Pick out each line with the word "tubercules" from the material that follows.
────────
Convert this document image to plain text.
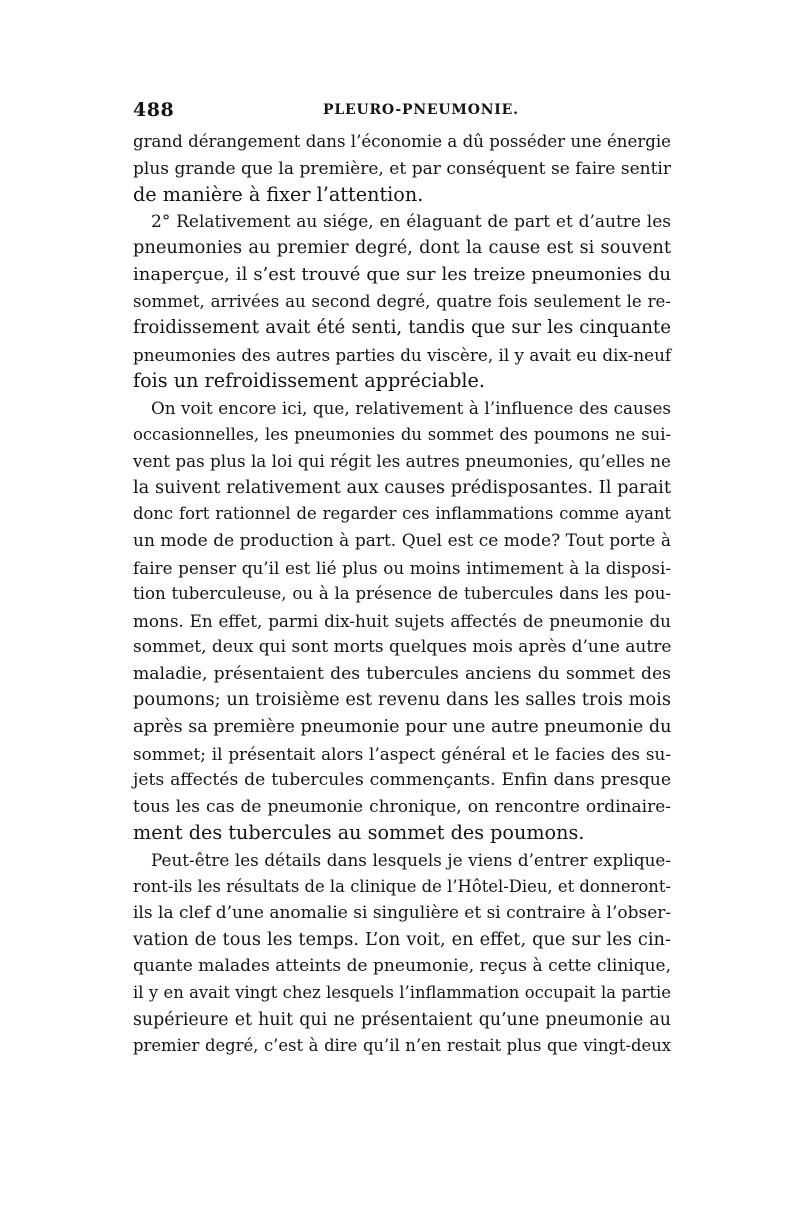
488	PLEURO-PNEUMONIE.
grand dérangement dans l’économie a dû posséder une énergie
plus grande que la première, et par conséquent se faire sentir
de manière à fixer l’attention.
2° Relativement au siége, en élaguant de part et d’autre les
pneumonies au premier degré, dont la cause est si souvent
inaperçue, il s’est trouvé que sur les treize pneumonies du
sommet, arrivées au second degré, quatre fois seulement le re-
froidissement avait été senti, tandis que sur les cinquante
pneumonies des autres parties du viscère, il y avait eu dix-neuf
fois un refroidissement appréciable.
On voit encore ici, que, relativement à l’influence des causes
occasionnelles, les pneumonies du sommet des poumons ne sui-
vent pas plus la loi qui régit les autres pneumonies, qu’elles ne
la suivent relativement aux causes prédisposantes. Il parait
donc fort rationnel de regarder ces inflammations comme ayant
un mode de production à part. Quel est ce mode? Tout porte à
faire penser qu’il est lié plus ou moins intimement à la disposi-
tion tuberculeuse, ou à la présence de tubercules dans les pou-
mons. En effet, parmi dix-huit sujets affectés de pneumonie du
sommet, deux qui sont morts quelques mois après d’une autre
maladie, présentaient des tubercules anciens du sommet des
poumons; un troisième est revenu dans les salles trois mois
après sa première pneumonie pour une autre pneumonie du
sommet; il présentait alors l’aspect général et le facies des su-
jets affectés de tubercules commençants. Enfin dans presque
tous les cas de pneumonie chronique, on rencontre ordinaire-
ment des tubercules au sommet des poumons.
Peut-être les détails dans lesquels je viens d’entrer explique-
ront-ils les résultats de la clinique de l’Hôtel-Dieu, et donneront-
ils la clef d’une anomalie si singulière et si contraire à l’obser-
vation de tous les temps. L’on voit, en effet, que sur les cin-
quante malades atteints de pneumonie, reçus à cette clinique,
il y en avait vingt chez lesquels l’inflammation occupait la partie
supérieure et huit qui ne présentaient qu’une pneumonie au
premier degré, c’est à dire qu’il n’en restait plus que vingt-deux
────────
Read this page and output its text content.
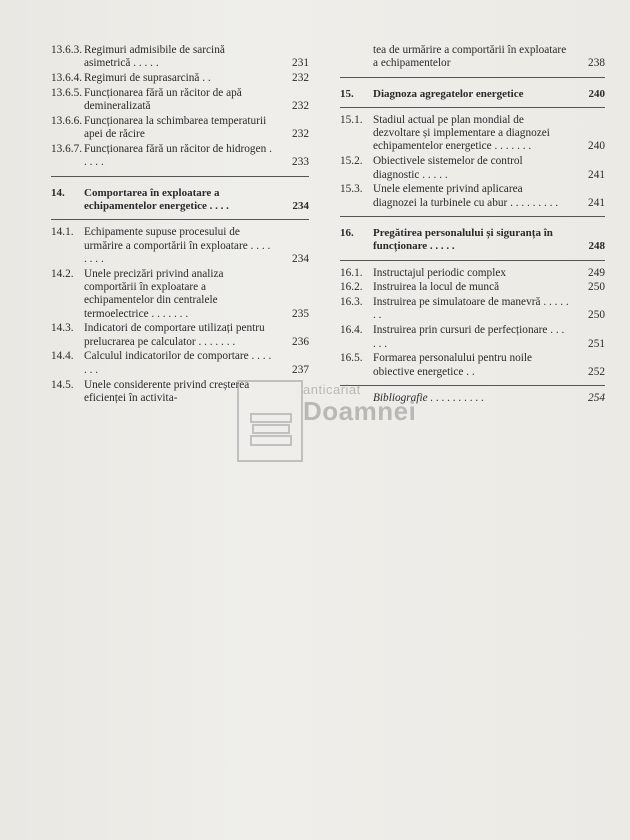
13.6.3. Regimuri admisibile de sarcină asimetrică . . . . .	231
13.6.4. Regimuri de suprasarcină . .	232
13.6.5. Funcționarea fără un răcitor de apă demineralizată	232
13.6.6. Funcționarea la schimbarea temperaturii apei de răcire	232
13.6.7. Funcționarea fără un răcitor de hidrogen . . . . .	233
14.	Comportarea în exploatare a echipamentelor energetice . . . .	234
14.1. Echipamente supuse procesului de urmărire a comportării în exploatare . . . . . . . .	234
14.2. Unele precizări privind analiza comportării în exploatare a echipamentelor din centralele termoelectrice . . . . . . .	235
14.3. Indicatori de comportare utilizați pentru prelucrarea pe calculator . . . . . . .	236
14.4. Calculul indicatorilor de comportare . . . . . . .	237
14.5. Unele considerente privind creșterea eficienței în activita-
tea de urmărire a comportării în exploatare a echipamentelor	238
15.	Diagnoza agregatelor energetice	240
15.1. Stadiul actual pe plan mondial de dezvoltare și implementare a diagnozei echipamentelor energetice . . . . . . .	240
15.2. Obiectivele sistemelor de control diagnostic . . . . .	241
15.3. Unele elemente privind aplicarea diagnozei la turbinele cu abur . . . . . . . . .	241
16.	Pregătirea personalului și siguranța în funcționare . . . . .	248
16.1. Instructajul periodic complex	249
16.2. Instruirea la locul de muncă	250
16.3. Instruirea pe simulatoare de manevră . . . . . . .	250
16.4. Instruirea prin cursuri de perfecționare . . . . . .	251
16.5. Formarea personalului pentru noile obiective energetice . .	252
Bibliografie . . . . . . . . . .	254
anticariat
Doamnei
────────
● **Exercise response**:
tion tuberculeuse, ou à la présence de tubercules dans les pou-
maladie, présentaient des tubercules anciens du sommet des
jets affectés de tubercules commençants. Enfin dans presque
ment des tubercules au sommet des poumons.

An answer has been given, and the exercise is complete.